→ **DATA RECORDS**
........
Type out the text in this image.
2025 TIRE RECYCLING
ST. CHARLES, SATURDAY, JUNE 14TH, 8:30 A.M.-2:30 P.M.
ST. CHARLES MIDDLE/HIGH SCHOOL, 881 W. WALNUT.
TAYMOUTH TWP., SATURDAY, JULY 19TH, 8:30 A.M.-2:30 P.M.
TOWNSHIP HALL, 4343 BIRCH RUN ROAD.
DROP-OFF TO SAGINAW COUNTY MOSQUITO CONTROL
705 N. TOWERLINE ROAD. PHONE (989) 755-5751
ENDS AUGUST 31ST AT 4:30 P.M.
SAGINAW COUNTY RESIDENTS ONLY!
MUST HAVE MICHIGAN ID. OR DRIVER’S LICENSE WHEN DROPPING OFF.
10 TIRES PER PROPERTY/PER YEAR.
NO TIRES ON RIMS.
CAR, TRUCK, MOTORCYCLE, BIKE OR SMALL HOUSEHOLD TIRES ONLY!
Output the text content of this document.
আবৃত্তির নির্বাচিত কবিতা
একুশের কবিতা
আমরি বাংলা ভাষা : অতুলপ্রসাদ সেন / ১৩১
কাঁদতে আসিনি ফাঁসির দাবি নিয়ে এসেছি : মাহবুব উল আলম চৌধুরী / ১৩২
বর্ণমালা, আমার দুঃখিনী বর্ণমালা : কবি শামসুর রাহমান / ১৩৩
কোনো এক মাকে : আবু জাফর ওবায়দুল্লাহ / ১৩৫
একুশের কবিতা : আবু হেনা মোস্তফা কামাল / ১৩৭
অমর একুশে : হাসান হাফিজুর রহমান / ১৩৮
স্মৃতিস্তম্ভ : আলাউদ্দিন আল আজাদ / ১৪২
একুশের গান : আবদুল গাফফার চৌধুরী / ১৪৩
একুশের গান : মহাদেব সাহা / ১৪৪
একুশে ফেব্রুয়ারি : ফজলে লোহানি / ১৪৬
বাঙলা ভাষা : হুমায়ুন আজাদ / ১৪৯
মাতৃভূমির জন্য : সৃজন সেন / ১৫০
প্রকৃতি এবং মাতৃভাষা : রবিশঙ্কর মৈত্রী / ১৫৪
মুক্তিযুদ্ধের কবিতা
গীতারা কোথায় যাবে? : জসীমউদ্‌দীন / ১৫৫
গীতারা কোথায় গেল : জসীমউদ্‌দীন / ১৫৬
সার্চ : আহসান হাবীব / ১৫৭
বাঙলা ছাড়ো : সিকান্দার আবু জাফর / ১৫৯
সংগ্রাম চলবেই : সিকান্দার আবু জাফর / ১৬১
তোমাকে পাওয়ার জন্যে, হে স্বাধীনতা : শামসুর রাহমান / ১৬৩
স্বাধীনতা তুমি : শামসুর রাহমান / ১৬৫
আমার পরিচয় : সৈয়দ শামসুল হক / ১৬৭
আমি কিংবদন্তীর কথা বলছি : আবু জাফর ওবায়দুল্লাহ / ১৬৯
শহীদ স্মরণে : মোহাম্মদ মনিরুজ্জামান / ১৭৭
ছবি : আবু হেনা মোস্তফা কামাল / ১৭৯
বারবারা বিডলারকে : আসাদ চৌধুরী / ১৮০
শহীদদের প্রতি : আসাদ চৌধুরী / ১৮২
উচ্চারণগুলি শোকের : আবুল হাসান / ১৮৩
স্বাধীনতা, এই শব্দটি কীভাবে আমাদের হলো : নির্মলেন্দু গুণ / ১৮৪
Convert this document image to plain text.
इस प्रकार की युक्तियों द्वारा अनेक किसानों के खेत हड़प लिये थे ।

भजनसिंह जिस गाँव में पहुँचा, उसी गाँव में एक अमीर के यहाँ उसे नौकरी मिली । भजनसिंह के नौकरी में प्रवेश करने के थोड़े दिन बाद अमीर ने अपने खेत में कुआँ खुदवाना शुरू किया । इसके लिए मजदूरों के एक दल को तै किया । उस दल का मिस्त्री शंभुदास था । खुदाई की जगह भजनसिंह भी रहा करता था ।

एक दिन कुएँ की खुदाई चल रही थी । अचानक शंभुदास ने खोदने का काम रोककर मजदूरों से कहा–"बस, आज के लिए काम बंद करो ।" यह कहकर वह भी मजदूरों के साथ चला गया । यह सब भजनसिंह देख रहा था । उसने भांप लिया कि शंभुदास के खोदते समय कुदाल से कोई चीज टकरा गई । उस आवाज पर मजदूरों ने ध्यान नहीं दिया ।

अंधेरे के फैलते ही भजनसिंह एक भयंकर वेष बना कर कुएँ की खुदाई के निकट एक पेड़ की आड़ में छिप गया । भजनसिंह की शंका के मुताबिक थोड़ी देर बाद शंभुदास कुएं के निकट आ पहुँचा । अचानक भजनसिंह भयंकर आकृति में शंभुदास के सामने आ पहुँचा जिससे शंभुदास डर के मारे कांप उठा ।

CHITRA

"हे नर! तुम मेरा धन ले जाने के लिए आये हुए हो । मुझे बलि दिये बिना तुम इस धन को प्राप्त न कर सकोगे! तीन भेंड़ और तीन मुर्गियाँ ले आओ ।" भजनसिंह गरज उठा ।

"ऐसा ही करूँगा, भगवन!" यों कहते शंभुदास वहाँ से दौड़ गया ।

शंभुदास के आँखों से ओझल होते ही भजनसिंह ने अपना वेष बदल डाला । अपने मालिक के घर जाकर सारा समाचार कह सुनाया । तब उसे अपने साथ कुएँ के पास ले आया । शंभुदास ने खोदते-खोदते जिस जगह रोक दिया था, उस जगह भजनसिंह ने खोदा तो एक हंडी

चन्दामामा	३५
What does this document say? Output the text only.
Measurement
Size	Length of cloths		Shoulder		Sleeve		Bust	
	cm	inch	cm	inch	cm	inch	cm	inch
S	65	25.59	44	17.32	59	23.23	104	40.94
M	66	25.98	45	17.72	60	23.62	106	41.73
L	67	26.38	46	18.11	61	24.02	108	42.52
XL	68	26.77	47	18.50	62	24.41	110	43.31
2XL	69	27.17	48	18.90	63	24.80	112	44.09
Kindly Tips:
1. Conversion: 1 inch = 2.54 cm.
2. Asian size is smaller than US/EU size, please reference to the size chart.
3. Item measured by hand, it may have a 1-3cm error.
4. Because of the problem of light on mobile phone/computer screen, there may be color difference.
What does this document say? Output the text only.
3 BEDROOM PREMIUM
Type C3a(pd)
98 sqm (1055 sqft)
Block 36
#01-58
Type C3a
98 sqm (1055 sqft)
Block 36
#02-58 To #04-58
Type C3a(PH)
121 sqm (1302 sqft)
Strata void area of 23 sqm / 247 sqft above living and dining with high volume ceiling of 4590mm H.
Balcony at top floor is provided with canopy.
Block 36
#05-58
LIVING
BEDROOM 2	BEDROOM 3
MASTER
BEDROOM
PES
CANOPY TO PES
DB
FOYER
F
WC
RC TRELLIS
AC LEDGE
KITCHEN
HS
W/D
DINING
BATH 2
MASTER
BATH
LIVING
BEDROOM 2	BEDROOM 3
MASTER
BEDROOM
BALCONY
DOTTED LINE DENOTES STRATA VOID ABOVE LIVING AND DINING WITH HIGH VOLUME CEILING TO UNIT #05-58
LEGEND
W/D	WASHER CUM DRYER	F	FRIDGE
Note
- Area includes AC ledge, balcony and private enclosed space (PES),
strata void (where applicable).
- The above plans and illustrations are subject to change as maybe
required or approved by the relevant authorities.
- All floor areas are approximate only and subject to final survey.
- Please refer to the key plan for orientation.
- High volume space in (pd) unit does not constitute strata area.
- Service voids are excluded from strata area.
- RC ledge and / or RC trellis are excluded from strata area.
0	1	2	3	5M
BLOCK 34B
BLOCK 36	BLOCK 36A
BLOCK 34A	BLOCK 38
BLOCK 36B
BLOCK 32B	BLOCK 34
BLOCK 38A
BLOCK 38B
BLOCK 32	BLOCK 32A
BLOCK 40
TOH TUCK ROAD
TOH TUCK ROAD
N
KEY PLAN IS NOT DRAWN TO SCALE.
........
The answer is a single number: how many lines include the word "image"?

2